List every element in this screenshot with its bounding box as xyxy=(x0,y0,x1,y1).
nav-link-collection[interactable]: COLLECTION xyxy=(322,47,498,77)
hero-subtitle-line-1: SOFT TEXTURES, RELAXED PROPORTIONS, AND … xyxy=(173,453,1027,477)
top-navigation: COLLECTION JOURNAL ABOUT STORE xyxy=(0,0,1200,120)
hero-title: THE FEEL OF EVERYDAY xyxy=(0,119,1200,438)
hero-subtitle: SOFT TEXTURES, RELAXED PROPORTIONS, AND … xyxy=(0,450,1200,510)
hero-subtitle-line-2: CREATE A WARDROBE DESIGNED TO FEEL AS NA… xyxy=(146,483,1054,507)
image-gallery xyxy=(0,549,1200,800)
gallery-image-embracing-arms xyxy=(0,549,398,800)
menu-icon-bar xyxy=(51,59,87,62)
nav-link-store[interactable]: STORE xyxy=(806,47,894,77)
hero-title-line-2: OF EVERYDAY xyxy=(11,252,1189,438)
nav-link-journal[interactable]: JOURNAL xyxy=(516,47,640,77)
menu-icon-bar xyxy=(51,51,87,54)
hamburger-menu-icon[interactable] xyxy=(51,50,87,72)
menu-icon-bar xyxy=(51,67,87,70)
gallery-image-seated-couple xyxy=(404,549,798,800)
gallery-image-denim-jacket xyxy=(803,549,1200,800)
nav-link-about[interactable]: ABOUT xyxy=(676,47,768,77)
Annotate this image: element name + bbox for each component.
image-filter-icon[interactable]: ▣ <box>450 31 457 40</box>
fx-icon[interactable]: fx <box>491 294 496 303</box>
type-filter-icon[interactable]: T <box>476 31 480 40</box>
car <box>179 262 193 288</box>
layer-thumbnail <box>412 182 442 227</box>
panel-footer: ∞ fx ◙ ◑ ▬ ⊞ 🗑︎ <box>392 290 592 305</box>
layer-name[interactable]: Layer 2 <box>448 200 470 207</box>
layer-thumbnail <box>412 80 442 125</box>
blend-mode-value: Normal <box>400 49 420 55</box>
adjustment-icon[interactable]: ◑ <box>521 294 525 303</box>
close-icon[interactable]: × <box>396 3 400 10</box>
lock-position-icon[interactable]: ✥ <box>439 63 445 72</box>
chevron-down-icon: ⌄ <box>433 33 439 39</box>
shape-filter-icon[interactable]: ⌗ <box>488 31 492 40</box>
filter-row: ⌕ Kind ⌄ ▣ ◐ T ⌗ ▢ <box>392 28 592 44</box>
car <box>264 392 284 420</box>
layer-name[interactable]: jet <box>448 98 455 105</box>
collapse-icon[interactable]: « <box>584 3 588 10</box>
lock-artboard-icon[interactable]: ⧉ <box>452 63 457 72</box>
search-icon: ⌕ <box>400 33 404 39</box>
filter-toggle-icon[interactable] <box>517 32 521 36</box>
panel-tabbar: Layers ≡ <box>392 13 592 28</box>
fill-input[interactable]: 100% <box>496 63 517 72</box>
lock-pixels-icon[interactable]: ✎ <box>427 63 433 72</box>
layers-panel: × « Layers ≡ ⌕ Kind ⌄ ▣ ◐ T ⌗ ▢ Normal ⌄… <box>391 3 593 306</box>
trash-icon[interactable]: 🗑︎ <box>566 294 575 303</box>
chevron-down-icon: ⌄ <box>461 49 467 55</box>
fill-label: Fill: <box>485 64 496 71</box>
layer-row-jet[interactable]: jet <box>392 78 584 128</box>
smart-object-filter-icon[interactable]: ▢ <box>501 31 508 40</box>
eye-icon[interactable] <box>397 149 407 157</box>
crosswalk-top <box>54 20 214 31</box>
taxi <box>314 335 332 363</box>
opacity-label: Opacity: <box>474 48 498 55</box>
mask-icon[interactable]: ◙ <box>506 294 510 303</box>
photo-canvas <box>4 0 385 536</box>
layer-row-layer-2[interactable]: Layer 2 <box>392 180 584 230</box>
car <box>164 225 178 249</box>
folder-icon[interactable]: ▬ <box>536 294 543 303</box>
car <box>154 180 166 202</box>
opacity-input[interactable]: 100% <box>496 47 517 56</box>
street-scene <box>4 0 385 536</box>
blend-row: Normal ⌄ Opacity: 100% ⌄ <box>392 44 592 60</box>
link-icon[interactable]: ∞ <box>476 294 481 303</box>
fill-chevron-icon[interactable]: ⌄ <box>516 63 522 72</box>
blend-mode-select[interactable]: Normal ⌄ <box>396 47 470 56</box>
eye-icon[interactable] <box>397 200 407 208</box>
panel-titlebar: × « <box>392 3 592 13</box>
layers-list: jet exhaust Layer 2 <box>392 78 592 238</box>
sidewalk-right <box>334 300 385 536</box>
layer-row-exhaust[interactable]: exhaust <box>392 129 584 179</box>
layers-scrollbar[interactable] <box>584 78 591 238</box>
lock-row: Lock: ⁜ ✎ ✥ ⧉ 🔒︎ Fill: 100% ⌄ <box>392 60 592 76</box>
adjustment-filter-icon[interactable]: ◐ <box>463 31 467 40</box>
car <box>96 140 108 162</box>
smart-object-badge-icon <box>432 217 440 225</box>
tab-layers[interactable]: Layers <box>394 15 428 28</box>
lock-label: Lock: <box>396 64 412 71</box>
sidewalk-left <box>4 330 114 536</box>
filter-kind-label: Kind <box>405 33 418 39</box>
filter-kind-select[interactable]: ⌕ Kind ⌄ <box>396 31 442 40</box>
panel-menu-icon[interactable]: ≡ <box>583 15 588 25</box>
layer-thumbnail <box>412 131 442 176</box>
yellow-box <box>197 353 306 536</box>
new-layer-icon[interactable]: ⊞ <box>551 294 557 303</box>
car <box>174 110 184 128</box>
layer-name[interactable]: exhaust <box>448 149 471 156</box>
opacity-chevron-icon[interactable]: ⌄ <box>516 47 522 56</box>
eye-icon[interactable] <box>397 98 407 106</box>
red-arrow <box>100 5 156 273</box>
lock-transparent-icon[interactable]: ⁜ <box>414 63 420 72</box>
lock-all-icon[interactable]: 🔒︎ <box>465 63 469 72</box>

+---+

* [Work instructions] Reproduce everything from the start of the data down to and including the line that contains "hero-subtitle-line-1: SOFT TEXTURES, RELAXED", word for word.

* [Solution to this exercise]
List every element in this screenshot with its bounding box as xyxy=(x0,y0,x1,y1).
nav-link-collection[interactable]: COLLECTION xyxy=(322,47,498,77)
hero-subtitle-line-1: SOFT TEXTURES, RELAXED PROPORTIONS, AND … xyxy=(173,453,1027,477)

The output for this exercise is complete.